# [Exercise aim]
The answer must consist of every line below that contains the word "priority".
· · · · ·
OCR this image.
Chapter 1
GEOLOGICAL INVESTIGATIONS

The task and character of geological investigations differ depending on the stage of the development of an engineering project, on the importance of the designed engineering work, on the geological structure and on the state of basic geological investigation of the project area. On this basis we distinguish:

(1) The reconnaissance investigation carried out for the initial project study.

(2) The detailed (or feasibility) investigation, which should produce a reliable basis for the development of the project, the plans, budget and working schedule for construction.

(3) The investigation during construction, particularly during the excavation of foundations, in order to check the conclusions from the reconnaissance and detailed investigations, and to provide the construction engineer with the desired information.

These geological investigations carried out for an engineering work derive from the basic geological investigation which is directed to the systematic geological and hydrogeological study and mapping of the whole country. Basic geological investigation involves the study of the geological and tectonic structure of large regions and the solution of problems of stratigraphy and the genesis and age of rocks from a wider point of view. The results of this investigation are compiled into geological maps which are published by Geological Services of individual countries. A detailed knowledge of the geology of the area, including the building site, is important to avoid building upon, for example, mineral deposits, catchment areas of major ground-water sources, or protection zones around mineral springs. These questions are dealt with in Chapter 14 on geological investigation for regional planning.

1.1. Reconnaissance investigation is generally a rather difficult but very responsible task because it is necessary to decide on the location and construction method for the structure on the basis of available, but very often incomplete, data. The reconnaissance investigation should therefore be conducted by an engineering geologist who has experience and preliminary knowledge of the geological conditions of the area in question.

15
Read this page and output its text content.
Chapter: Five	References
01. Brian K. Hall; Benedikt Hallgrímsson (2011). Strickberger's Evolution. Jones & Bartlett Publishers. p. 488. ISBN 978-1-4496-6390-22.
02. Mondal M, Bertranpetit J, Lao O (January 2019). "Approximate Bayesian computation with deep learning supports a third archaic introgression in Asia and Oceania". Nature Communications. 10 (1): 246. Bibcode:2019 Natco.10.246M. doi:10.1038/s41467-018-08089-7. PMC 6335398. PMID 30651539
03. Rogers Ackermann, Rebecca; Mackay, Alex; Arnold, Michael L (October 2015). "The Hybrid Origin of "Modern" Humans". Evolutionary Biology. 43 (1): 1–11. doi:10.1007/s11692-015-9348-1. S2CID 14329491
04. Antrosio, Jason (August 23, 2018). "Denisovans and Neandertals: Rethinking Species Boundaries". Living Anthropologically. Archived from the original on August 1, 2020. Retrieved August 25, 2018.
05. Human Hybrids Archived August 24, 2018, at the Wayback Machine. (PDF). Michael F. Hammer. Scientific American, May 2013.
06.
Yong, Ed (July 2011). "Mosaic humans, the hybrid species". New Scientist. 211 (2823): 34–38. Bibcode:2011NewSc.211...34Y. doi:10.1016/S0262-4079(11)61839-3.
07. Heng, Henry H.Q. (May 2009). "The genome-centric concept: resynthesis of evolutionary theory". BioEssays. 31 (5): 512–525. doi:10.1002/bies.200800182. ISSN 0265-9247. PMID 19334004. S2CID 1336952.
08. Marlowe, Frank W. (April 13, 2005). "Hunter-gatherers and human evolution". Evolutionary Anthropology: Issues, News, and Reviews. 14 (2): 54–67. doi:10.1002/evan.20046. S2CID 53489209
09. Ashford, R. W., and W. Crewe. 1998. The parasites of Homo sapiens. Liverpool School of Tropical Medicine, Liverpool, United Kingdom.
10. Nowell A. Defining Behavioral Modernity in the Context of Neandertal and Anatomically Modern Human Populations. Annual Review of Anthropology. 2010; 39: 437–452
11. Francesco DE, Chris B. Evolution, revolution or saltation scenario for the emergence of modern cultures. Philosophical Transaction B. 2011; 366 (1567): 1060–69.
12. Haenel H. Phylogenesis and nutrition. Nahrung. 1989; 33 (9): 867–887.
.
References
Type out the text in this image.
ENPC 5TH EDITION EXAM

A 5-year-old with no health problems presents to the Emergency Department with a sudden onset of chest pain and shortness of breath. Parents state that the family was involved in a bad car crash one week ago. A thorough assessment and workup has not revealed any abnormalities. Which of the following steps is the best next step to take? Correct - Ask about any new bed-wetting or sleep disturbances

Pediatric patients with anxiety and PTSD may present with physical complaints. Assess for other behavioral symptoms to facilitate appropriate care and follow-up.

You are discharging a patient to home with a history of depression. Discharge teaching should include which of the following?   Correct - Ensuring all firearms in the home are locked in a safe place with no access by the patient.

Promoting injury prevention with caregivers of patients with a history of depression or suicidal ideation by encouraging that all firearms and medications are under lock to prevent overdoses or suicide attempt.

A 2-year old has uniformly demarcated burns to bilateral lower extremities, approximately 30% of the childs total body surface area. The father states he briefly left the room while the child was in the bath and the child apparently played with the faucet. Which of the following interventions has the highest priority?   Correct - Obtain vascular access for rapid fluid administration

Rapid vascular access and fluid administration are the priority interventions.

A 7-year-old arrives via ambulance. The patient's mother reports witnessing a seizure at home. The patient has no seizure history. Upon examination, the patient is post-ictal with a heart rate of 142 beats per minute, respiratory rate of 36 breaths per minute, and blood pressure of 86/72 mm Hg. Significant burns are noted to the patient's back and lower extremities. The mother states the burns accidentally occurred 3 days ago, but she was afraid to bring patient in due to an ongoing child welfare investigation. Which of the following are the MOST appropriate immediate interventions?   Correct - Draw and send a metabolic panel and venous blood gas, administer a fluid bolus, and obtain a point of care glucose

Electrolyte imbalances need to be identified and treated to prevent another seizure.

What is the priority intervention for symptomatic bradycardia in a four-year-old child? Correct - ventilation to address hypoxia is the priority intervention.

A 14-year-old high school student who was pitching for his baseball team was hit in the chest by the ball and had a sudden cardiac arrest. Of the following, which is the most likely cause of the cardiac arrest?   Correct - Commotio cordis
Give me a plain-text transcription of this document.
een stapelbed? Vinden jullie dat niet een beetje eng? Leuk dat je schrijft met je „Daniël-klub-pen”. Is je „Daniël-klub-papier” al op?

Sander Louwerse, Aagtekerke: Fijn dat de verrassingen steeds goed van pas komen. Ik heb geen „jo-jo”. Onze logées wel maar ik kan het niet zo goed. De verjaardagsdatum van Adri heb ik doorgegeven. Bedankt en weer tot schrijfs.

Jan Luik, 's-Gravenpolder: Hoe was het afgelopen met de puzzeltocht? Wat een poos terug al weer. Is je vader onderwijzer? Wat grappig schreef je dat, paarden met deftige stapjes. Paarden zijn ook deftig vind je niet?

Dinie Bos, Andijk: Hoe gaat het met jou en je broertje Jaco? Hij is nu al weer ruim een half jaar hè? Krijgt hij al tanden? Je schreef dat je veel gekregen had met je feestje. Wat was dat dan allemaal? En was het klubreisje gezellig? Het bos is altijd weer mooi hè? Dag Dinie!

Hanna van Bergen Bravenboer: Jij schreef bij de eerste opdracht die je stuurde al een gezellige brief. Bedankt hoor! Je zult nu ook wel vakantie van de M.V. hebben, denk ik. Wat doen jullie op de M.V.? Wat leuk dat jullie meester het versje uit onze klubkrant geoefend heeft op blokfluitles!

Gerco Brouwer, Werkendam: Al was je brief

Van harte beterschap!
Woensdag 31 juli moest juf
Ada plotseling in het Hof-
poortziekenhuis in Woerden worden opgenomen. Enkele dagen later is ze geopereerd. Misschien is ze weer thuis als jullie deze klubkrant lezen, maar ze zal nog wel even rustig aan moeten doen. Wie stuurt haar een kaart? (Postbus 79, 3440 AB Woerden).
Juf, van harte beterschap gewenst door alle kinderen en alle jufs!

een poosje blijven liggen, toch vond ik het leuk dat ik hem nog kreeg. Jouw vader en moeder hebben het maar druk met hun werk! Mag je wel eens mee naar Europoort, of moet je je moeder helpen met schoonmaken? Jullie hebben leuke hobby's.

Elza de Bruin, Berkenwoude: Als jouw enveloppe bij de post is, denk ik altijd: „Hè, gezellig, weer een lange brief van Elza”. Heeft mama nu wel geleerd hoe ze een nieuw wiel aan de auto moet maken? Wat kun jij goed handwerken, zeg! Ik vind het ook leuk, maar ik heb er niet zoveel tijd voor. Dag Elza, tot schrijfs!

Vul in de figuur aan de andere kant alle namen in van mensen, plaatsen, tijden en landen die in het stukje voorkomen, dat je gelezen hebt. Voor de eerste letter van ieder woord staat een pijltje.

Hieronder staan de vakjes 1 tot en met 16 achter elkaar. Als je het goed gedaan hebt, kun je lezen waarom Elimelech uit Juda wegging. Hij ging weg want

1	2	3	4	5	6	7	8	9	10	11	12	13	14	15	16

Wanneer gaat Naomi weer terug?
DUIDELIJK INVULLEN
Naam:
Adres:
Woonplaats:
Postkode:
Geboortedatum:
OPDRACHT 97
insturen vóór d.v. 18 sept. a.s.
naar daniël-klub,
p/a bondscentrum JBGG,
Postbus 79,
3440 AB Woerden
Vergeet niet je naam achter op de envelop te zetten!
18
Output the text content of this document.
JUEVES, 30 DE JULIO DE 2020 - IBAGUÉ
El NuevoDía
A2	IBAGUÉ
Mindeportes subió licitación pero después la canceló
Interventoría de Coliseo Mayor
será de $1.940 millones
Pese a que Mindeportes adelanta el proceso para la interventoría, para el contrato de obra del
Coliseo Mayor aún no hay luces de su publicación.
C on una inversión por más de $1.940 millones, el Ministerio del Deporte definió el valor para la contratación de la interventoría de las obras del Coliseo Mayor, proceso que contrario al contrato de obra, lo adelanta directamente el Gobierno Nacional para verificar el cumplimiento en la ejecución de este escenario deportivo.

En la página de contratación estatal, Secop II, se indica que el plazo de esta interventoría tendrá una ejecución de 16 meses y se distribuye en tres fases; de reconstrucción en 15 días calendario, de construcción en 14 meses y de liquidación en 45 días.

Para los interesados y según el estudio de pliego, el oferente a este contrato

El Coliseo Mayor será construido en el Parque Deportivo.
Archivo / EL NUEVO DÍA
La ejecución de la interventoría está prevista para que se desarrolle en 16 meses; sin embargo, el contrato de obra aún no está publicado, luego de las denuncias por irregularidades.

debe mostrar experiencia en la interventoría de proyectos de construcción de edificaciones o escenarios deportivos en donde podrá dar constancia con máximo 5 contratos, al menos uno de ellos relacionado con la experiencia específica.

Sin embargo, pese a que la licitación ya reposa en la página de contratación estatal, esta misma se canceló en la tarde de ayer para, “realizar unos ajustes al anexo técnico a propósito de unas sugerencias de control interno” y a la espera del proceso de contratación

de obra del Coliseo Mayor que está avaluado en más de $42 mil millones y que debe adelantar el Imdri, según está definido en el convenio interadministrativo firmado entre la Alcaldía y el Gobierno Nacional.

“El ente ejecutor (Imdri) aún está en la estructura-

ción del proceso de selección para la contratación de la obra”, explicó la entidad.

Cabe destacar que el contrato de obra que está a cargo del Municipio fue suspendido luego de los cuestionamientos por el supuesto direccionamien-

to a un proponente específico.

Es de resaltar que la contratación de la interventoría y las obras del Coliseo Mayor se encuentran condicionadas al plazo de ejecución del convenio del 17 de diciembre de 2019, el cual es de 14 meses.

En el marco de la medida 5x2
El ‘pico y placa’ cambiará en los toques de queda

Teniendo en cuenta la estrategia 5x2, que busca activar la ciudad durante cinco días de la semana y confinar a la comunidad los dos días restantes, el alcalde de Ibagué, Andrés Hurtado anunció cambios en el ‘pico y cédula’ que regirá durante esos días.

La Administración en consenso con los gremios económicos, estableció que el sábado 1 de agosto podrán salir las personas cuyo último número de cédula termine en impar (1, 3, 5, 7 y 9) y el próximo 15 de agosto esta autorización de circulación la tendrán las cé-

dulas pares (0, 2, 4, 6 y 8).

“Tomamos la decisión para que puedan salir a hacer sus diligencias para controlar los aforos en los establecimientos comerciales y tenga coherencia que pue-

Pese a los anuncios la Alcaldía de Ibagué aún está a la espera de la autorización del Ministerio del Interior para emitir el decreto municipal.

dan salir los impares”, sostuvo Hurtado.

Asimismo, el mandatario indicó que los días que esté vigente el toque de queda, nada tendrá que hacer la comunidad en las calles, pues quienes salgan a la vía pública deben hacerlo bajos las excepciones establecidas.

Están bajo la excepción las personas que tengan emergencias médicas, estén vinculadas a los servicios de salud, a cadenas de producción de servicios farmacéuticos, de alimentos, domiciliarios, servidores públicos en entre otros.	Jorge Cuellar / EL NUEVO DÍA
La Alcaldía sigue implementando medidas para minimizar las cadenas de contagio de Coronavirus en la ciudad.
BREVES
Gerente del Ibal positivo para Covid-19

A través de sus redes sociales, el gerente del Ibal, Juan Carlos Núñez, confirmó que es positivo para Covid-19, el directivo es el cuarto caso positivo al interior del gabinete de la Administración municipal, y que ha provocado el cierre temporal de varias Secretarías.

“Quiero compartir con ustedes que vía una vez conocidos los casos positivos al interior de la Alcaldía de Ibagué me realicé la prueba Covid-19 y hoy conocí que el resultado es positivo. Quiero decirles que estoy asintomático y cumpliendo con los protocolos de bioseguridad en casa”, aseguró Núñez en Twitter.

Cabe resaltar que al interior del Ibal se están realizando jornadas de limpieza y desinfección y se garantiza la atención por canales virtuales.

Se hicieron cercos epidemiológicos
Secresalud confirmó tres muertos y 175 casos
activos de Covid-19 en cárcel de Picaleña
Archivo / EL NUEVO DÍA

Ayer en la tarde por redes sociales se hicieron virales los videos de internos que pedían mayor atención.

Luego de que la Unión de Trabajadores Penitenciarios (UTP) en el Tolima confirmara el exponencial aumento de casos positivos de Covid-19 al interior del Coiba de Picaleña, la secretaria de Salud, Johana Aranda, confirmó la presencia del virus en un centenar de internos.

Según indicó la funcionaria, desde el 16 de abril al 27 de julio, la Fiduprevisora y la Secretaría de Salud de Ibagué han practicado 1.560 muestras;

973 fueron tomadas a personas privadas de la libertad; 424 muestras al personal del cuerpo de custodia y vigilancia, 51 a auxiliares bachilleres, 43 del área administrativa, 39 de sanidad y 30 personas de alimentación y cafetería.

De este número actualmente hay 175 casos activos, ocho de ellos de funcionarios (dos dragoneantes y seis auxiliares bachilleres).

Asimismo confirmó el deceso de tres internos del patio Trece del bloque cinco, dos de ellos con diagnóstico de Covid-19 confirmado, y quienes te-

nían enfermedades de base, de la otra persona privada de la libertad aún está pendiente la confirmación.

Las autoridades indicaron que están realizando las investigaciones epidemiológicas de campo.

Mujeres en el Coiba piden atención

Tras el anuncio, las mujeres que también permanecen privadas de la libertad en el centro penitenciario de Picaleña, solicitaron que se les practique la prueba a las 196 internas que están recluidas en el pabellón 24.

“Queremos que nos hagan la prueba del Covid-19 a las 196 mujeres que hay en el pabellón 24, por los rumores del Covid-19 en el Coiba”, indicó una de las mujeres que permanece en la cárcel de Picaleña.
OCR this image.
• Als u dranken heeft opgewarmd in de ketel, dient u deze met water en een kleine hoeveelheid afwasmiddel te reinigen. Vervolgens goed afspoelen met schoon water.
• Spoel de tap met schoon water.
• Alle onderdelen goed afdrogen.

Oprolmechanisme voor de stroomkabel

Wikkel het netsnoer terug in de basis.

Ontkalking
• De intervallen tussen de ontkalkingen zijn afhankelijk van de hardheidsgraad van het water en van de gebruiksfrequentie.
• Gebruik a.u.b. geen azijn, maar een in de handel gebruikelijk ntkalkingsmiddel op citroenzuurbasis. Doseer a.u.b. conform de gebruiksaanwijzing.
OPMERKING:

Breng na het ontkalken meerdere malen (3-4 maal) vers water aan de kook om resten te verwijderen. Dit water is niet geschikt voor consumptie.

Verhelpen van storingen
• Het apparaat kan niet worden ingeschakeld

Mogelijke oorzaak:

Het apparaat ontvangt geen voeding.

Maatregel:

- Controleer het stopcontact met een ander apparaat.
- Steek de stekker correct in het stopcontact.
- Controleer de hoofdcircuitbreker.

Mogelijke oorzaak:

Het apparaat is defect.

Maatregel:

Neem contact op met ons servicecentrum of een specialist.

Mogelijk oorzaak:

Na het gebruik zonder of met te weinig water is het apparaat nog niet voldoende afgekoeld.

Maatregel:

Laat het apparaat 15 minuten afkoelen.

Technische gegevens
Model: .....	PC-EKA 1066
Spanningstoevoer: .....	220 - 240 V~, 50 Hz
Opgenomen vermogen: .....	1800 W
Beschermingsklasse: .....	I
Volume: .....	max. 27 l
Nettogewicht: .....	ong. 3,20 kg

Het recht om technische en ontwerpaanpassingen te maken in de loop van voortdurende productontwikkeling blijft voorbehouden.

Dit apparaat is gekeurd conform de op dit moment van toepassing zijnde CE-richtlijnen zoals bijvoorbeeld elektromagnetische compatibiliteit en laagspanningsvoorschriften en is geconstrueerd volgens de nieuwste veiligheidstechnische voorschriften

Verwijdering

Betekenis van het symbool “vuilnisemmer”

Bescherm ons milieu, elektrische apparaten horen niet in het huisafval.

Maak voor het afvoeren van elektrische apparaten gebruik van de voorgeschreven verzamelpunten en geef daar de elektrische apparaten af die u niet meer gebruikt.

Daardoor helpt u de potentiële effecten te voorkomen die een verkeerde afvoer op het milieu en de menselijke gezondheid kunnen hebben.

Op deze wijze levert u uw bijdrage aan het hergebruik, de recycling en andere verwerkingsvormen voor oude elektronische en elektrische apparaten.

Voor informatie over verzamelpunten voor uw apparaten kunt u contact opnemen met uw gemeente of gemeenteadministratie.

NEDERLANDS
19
· · · · ·
# [Exercise answer]
A 2-year old has uniformly demarcated burns to bilateral lower extremities, approximately 30% of the childs total body surface area. The father states he briefly left the room while the child was in the bath and the child apparently played with the faucet. Which of the following interventions has the highest priority?   Correct - Obtain vascular access for rapid fluid administration
Rapid vascular access and fluid administration are the priority interventions.
What is the priority intervention for symptomatic bradycardia in a four-year-old child? Correct - ventilation to address hypoxia is the priority intervention.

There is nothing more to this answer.